GOAL: Retype the records exactly as they appear, line for line, omitting the pictures from your answer.

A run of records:

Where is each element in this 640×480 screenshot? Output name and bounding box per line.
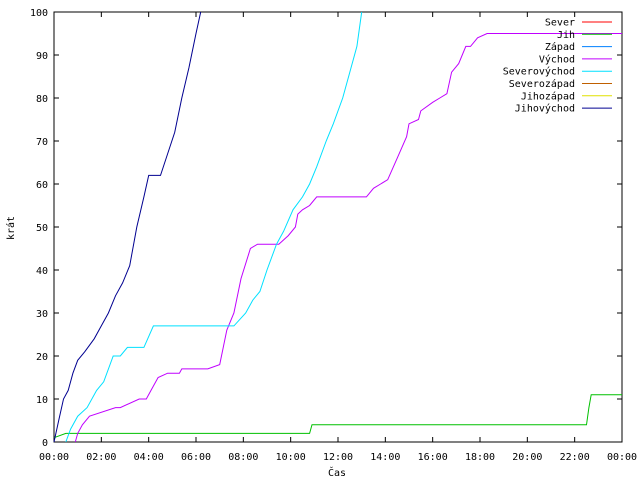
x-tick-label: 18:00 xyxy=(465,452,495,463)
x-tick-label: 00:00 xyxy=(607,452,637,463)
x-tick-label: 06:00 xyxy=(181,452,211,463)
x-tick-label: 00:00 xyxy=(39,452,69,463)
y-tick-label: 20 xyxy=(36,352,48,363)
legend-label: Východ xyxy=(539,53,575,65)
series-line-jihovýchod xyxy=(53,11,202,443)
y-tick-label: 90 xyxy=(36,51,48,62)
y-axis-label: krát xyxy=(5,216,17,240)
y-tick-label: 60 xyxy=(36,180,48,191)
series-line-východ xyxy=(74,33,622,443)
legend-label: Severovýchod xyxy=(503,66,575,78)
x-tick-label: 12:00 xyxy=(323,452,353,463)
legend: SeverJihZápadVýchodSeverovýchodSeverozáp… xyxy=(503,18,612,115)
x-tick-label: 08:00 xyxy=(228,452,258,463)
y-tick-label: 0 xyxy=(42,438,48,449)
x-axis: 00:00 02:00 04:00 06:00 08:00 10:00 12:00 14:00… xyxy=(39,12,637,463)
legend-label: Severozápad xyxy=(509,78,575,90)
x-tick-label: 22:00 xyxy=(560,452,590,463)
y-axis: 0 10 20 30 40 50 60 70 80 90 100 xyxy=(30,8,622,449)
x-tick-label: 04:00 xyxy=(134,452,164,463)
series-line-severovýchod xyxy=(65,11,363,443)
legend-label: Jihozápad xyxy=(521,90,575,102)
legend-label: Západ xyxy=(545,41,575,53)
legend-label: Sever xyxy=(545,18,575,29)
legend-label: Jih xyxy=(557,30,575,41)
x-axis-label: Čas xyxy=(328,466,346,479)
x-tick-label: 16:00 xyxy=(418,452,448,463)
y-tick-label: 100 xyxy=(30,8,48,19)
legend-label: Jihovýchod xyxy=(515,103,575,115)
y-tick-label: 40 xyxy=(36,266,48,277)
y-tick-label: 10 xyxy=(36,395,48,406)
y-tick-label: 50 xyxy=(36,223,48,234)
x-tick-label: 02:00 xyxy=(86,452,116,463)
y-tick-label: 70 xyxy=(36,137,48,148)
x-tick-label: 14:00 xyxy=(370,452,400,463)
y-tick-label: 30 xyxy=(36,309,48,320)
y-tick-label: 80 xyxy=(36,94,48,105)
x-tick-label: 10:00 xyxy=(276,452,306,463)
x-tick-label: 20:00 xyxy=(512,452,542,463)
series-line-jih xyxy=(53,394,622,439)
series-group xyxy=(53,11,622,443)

THE OUTPUT:
Where is each element in this 640×480 screenshot? Output name and bounding box per line.
x-tick-label: 18:00 xyxy=(465,452,495,463)
x-tick-label: 00:00 xyxy=(607,452,637,463)
x-tick-label: 06:00 xyxy=(181,452,211,463)
x-tick-label: 00:00 xyxy=(39,452,69,463)
y-tick-label: 20 xyxy=(36,352,48,363)
legend-label: Východ xyxy=(539,53,575,65)
series-line-jihovýchod xyxy=(53,11,202,443)
y-tick-label: 90 xyxy=(36,51,48,62)
y-axis-label: krát xyxy=(5,216,17,240)
y-tick-label: 60 xyxy=(36,180,48,191)
series-line-východ xyxy=(74,33,622,443)
legend-label: Severovýchod xyxy=(503,66,575,78)
x-tick-label: 12:00 xyxy=(323,452,353,463)
legend: SeverJihZápadVýchodSeverovýchodSeverozáp… xyxy=(503,18,612,115)
x-tick-label: 08:00 xyxy=(228,452,258,463)
y-tick-label: 0 xyxy=(42,438,48,449)
x-axis: 00:00 02:00 04:00 06:00 08:00 10:00 12:00 14:00… xyxy=(39,12,637,463)
legend-label: Severozápad xyxy=(509,78,575,90)
x-tick-label: 22:00 xyxy=(560,452,590,463)
y-axis: 0 10 20 30 40 50 60 70 80 90 100 xyxy=(30,8,622,449)
x-tick-label: 04:00 xyxy=(134,452,164,463)
series-line-severovýchod xyxy=(65,11,363,443)
legend-label: Jihozápad xyxy=(521,90,575,102)
legend-label: Západ xyxy=(545,41,575,53)
legend-label: Sever xyxy=(545,18,575,29)
legend-label: Jih xyxy=(557,30,575,41)
x-axis-label: Čas xyxy=(328,466,346,479)
x-tick-label: 16:00 xyxy=(418,452,448,463)
y-tick-label: 100 xyxy=(30,8,48,19)
legend-label: Jihovýchod xyxy=(515,103,575,115)
y-tick-label: 40 xyxy=(36,266,48,277)
y-tick-label: 10 xyxy=(36,395,48,406)
y-tick-label: 50 xyxy=(36,223,48,234)
x-tick-label: 02:00 xyxy=(86,452,116,463)
y-tick-label: 70 xyxy=(36,137,48,148)
x-tick-label: 14:00 xyxy=(370,452,400,463)
y-tick-label: 30 xyxy=(36,309,48,320)
y-tick-label: 80 xyxy=(36,94,48,105)
x-tick-label: 10:00 xyxy=(276,452,306,463)
x-tick-label: 20:00 xyxy=(512,452,542,463)
series-line-jih xyxy=(53,394,622,439)
series-group xyxy=(53,11,622,443)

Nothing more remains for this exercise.